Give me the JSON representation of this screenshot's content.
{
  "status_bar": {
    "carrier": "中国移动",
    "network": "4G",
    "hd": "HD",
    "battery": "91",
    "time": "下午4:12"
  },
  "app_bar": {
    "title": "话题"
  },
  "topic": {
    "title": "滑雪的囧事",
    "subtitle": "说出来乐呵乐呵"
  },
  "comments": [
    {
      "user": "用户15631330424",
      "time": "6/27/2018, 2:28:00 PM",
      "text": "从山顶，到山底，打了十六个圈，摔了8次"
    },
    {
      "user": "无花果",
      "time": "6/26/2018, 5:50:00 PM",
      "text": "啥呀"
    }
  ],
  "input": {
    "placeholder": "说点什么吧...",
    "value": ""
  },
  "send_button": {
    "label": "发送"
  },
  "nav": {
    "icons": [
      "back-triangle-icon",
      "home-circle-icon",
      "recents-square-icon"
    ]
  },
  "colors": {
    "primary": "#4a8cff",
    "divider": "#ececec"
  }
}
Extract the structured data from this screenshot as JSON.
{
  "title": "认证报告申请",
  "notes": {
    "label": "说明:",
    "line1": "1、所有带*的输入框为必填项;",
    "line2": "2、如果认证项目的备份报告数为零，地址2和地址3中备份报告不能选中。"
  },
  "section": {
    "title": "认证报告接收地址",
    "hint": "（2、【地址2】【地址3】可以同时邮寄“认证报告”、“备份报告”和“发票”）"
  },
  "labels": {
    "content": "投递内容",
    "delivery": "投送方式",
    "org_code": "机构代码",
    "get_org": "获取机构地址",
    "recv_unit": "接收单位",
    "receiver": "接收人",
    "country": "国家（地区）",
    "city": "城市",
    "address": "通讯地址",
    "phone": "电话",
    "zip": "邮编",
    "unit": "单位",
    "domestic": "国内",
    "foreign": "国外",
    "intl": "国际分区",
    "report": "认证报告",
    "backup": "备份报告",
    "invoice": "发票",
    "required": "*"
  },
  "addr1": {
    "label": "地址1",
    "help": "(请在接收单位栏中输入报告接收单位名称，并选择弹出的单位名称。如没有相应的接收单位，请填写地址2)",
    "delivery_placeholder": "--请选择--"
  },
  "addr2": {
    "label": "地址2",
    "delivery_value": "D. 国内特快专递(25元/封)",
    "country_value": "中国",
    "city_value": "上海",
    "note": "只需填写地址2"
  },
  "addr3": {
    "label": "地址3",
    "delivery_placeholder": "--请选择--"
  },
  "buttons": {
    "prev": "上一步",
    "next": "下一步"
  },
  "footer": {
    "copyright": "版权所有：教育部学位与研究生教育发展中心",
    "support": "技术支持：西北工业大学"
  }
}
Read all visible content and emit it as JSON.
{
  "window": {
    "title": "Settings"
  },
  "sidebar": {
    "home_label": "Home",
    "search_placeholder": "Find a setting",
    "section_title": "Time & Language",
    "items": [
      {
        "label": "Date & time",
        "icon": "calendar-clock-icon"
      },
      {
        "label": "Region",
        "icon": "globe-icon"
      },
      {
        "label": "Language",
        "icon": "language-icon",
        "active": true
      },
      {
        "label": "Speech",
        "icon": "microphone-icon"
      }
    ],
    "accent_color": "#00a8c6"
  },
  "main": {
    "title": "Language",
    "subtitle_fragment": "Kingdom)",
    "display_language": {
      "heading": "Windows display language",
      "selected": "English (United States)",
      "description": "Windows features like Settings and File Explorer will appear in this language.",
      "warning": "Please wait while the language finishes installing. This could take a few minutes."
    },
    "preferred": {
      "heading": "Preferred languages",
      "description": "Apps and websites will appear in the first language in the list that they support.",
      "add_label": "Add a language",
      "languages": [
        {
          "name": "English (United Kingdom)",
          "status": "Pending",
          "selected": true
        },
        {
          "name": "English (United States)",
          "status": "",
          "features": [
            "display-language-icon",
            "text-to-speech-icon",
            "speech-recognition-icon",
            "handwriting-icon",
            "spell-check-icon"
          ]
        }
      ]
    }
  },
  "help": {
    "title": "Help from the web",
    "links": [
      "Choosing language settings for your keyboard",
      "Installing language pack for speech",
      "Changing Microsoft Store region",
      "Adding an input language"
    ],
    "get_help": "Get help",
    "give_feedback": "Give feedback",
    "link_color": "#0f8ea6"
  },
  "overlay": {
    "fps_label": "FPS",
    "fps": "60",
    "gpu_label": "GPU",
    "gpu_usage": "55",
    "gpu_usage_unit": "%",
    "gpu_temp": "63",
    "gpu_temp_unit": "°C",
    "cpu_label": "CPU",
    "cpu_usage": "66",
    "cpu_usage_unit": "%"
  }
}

________

▶ _GIVEN INSTRUCTION_
Filter the records above for lines containing the word "States", and copy those lines.

▶ _TASK ANSWER_
      "selected": "English (United States)",
          "name": "English (United States)",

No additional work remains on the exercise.